> **Tarea por realizar**: Cite textualmente las líneas que comienzan en la que contiene "landmass-shape <box>896 219 974 341</box>" y terminan en la que contiene "Give me the", ambas incluidas.

> **Registros de anotación de coordenadas**:
<<<<

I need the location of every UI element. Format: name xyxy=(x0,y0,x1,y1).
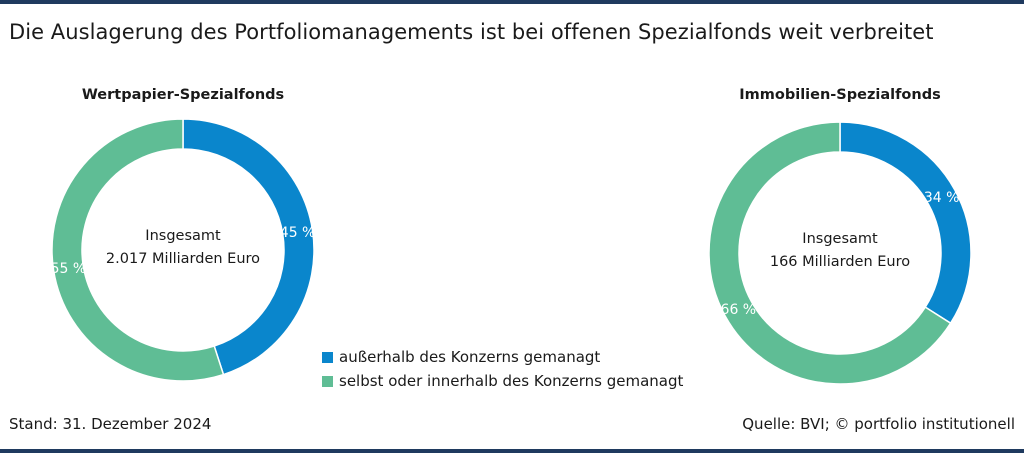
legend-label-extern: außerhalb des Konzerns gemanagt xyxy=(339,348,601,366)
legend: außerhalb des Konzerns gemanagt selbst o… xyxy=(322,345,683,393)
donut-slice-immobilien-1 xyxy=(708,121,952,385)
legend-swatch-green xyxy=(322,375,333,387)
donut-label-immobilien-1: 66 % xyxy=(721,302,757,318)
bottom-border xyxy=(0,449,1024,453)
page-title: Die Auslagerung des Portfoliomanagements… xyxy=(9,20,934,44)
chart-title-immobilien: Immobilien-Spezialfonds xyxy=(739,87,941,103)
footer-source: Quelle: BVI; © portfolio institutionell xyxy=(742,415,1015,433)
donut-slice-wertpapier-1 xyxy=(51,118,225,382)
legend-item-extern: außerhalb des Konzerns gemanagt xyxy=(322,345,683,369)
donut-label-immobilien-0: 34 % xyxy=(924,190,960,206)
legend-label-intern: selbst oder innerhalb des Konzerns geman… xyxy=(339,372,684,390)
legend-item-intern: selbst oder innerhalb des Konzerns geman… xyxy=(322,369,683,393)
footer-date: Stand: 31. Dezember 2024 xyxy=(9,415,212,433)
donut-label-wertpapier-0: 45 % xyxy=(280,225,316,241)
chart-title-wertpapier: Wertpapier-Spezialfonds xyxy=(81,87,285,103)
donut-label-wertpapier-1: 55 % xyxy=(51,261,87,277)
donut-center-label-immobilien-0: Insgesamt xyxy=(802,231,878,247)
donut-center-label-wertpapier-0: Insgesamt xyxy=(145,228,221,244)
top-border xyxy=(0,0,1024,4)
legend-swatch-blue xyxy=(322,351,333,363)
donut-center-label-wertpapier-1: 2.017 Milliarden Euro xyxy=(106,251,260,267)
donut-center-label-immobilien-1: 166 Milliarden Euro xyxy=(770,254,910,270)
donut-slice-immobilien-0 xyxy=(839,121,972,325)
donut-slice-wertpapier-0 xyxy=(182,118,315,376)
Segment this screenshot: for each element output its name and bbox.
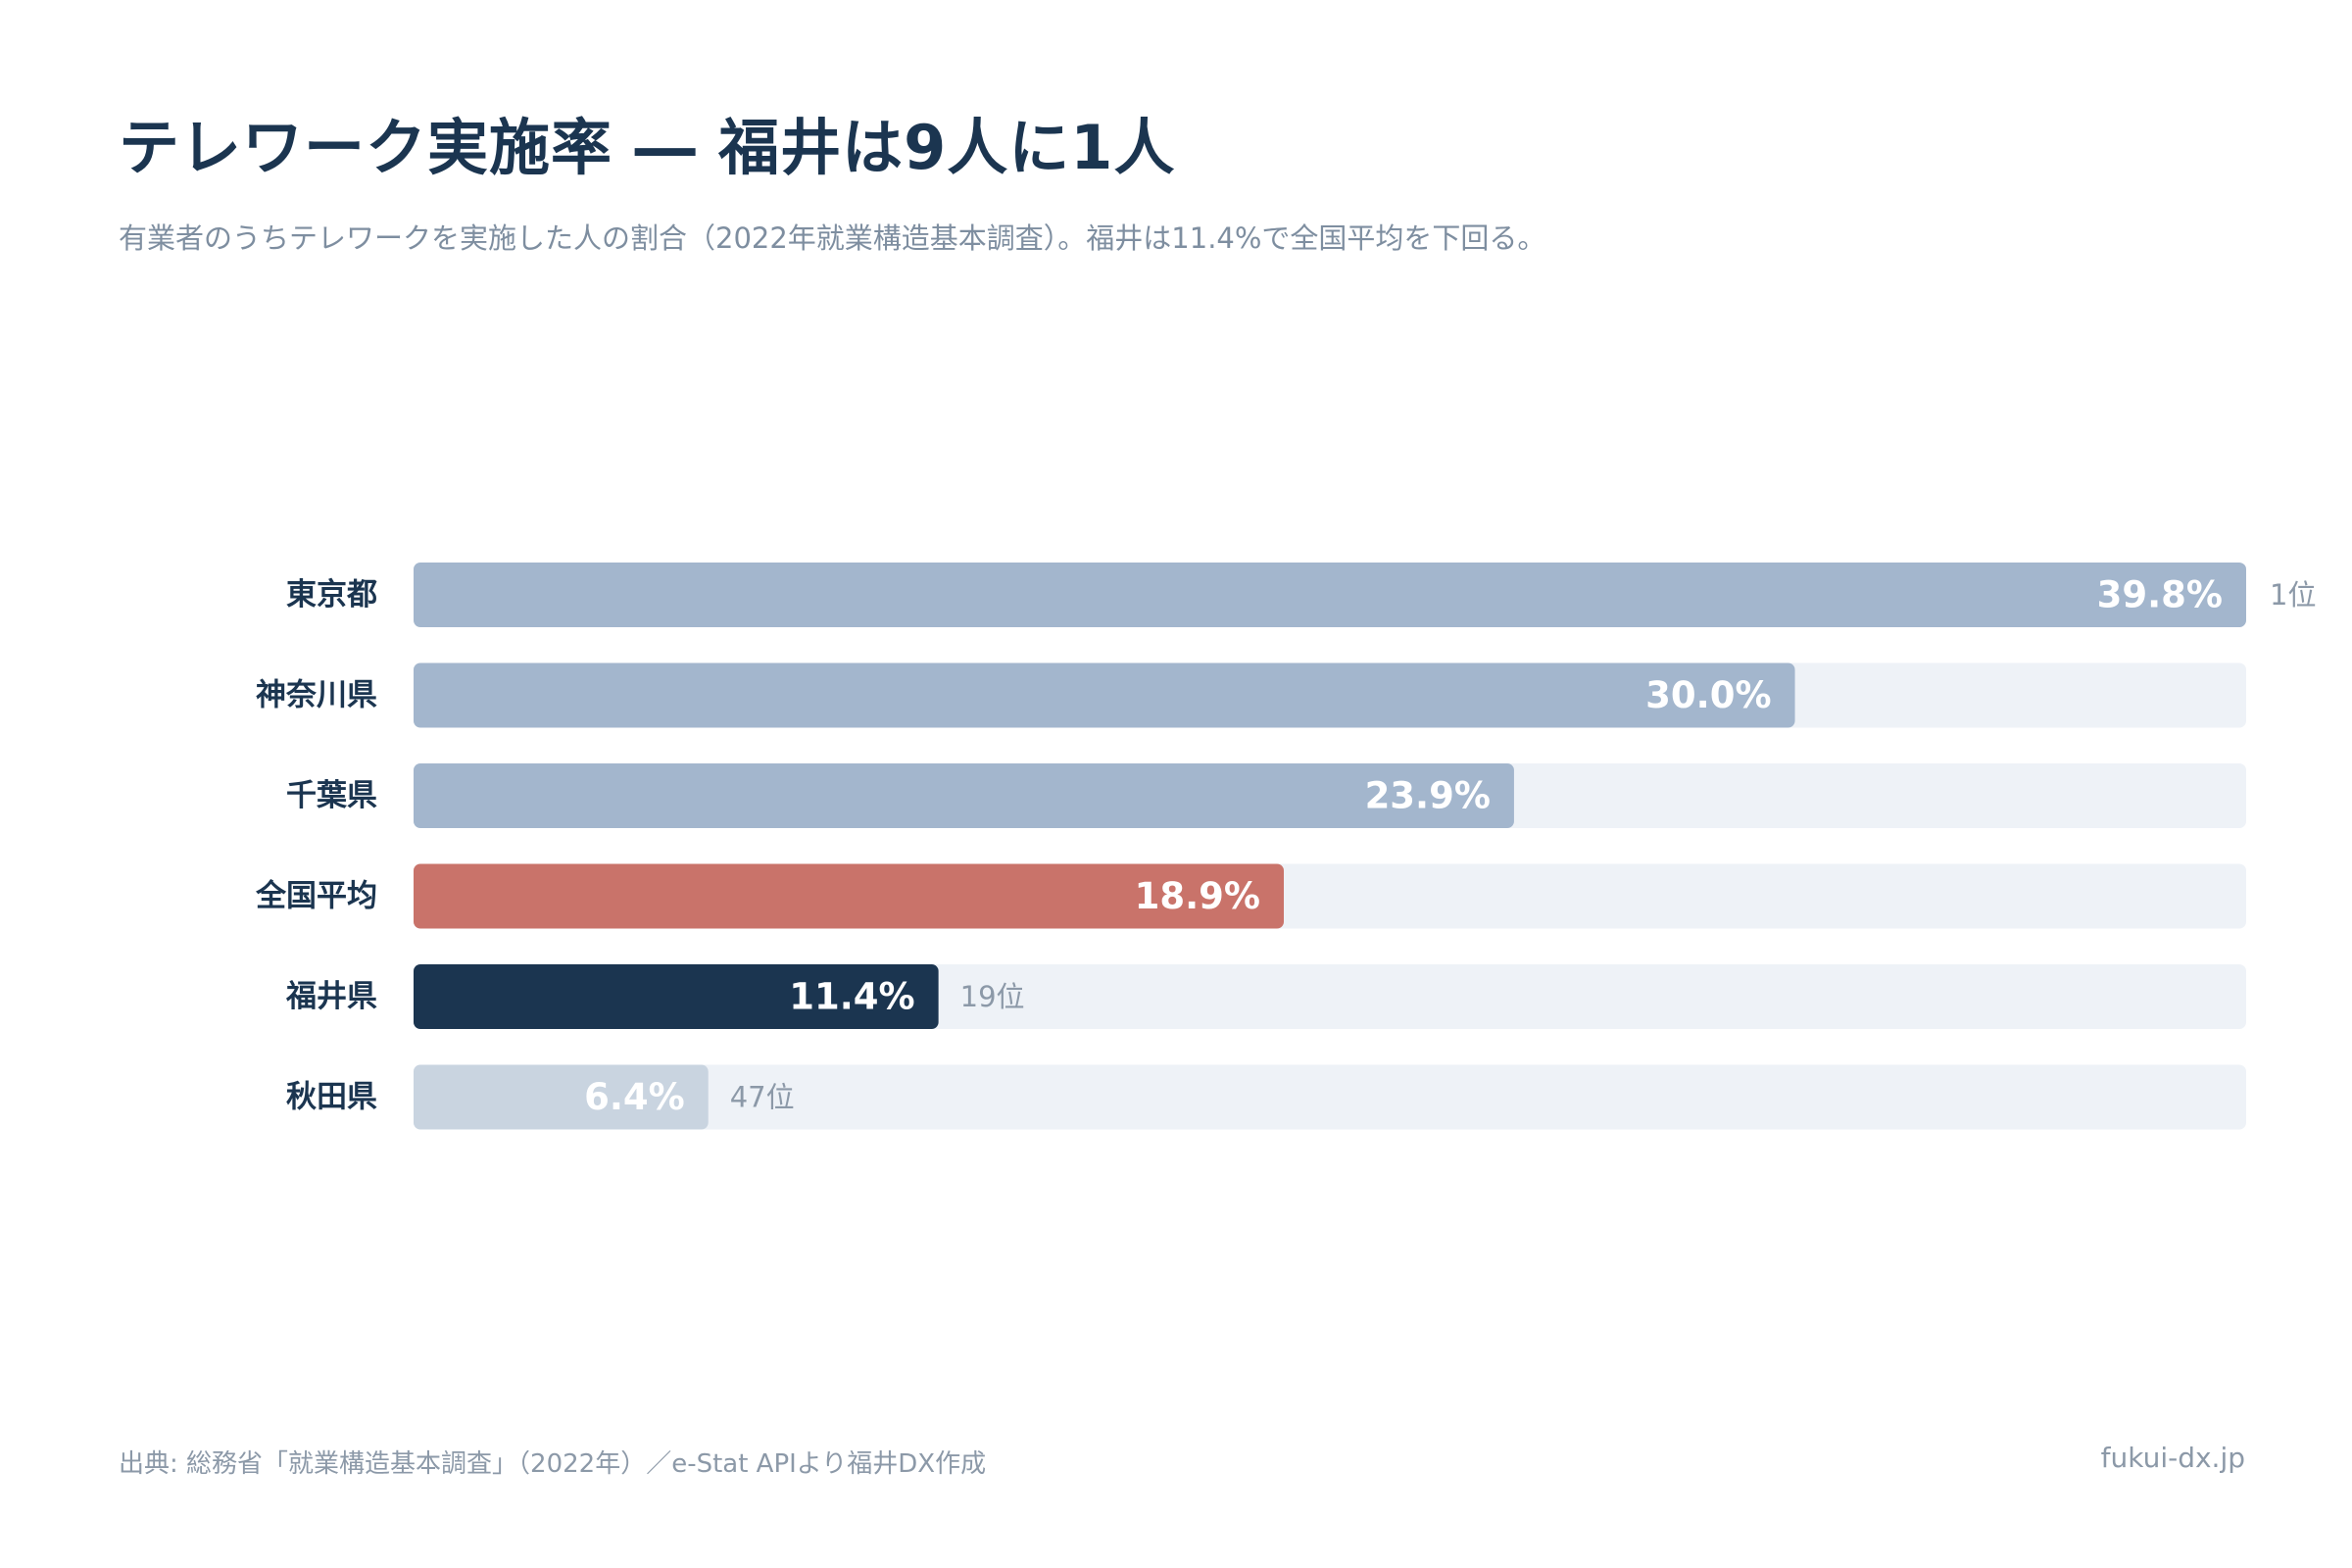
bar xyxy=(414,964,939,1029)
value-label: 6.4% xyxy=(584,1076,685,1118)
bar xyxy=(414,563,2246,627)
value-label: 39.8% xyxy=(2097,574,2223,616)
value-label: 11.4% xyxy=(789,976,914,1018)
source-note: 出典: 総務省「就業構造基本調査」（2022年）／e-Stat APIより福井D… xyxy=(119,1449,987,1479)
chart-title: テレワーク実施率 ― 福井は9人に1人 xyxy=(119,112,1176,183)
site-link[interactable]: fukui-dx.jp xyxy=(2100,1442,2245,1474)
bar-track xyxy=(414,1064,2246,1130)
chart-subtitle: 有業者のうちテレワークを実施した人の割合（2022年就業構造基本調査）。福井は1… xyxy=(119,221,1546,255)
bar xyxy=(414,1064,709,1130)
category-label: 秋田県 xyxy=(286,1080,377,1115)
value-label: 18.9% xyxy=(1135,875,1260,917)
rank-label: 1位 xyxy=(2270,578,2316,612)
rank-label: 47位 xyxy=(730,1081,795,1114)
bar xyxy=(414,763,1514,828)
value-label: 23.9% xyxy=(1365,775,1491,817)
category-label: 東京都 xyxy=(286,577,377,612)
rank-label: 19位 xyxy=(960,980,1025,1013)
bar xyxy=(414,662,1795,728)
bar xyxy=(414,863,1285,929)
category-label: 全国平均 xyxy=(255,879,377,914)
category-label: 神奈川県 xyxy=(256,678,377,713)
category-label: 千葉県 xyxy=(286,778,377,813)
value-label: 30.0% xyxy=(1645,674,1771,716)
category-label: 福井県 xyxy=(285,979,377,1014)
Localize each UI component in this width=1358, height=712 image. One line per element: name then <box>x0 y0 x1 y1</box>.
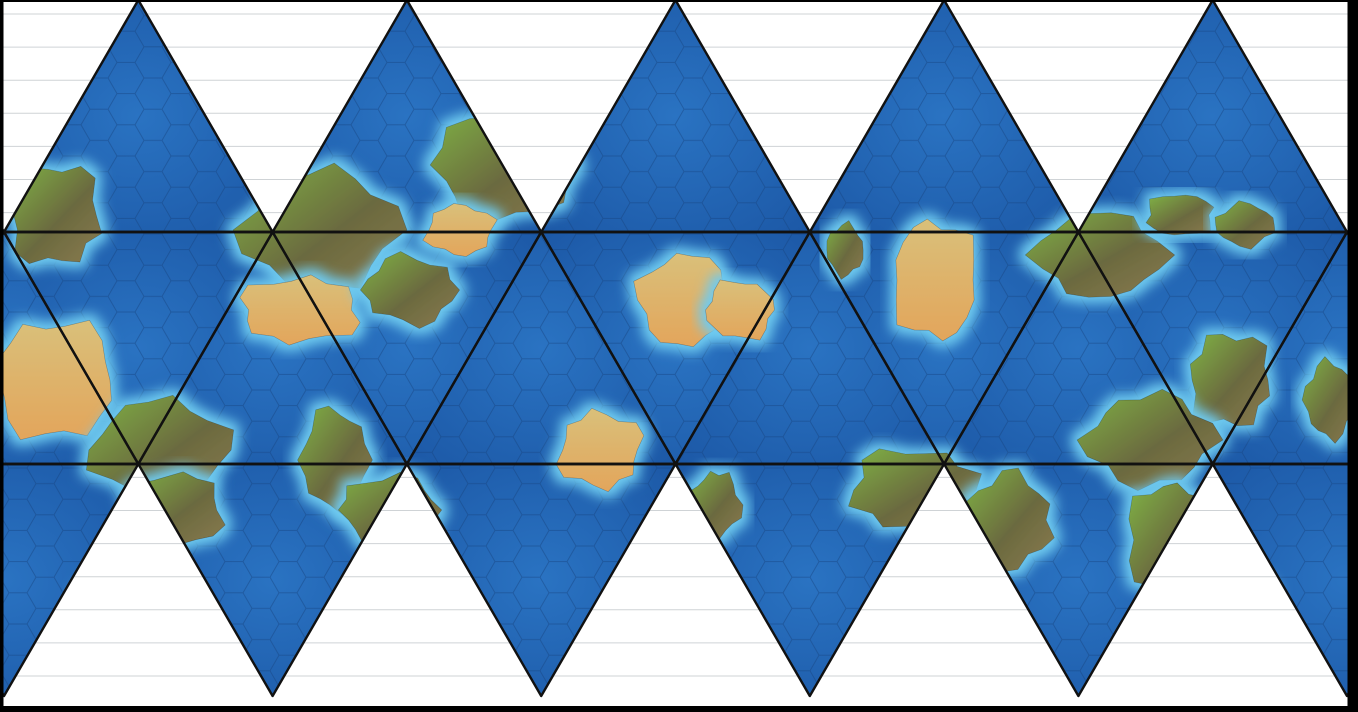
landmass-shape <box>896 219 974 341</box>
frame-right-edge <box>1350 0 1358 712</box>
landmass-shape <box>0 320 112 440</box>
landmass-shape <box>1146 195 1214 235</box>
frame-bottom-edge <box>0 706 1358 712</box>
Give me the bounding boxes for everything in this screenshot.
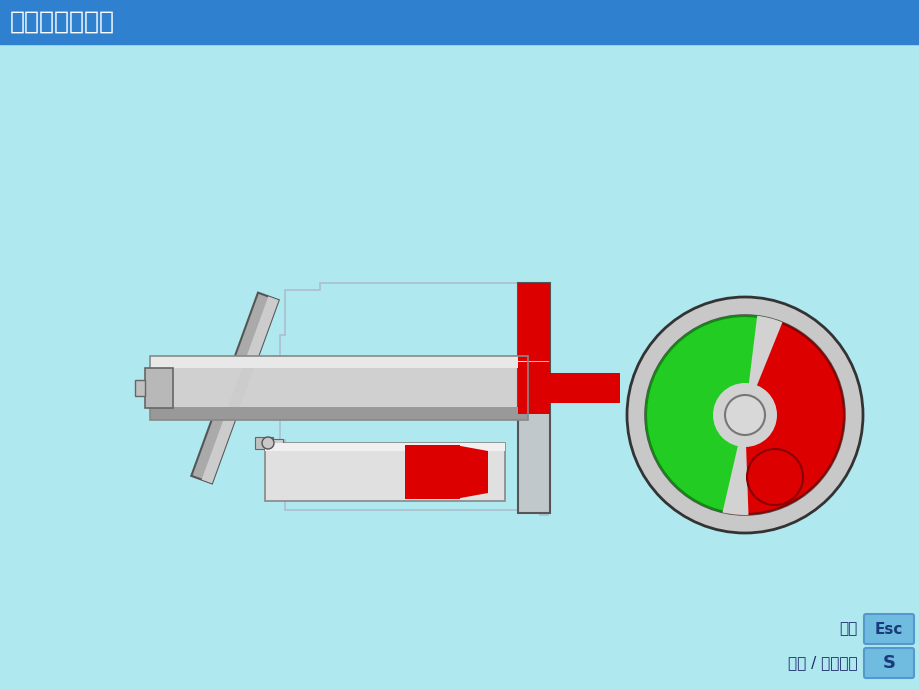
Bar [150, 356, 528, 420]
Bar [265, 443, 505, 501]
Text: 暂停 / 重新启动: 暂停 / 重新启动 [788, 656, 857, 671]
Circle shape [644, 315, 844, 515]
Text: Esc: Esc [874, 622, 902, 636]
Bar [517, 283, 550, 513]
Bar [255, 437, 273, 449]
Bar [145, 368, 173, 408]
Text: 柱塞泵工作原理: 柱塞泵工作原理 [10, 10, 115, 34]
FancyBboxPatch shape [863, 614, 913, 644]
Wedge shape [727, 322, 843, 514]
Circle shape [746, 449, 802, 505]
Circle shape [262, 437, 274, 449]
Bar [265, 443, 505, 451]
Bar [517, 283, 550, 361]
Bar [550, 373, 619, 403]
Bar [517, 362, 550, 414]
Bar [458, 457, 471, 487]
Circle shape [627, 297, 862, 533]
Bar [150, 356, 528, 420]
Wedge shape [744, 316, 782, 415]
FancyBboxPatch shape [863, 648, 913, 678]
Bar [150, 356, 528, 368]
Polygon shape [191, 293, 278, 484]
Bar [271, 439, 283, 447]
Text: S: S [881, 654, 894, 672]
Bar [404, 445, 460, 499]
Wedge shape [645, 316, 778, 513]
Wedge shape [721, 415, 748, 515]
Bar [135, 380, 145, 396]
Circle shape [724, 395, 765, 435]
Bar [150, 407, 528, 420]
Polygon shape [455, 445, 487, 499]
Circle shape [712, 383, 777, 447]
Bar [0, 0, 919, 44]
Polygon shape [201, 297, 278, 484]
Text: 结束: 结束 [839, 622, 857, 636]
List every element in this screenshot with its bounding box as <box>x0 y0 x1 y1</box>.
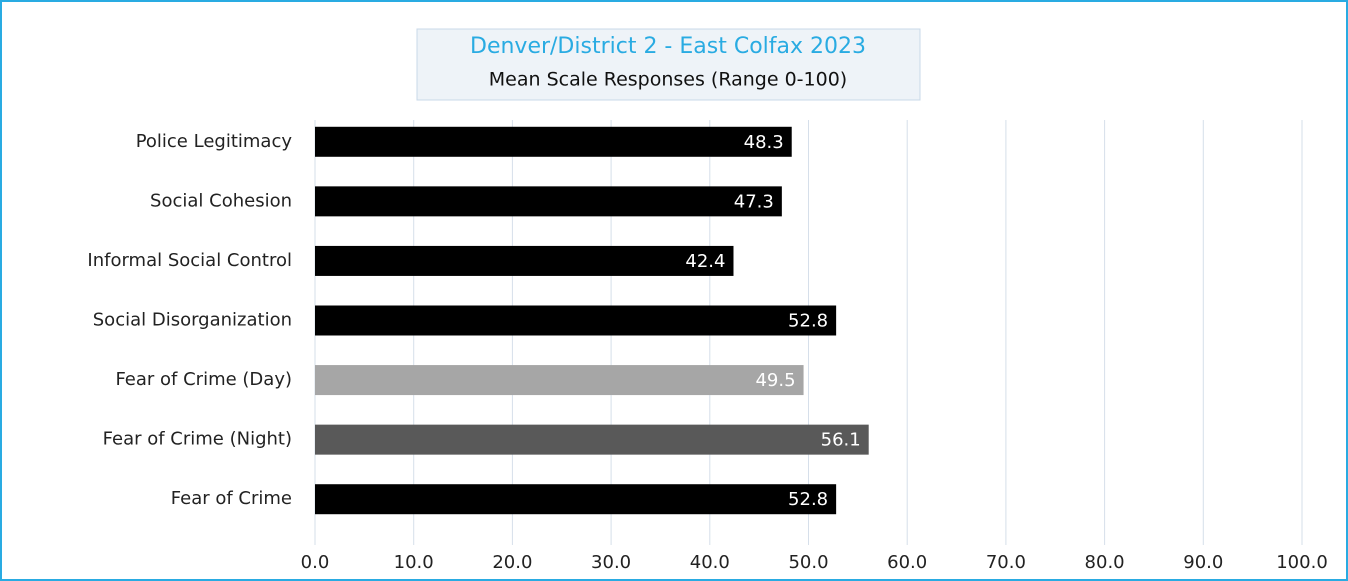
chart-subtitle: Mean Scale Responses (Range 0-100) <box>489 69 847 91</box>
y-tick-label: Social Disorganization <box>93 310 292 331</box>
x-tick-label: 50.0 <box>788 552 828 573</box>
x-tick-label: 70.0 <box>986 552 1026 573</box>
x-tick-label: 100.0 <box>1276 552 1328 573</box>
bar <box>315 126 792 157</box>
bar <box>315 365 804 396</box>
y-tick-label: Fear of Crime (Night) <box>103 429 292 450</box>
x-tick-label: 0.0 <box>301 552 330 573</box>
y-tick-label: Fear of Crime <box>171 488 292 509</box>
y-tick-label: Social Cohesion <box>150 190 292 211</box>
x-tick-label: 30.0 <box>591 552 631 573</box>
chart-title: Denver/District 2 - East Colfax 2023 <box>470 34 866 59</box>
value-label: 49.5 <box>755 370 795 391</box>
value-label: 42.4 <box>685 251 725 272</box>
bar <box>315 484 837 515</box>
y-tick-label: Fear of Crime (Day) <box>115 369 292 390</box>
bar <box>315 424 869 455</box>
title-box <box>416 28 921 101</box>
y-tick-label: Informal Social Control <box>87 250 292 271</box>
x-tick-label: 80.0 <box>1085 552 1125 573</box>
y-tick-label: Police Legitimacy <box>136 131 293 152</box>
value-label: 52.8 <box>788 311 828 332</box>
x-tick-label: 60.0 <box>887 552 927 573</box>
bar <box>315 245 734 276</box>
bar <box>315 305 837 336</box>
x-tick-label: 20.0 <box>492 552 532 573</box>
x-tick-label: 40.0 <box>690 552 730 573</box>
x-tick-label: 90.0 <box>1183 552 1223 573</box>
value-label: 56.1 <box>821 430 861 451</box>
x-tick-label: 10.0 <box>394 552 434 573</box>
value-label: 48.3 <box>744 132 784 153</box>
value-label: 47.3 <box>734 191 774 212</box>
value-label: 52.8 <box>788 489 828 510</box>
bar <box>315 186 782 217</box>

>>>>

> **Respuesta escrita**:
landmass-shape <box>896 219 974 341</box>
frame-right-edge <box>1350 0 1358 712</box>
landmass-shape <box>0 320 112 440</box>
landmass-shape <box>1146 195 1214 235</box>
frame-bottom-edge <box>0 706 1358 712</box>
Give me the bounding boxes for everything in this screenshot.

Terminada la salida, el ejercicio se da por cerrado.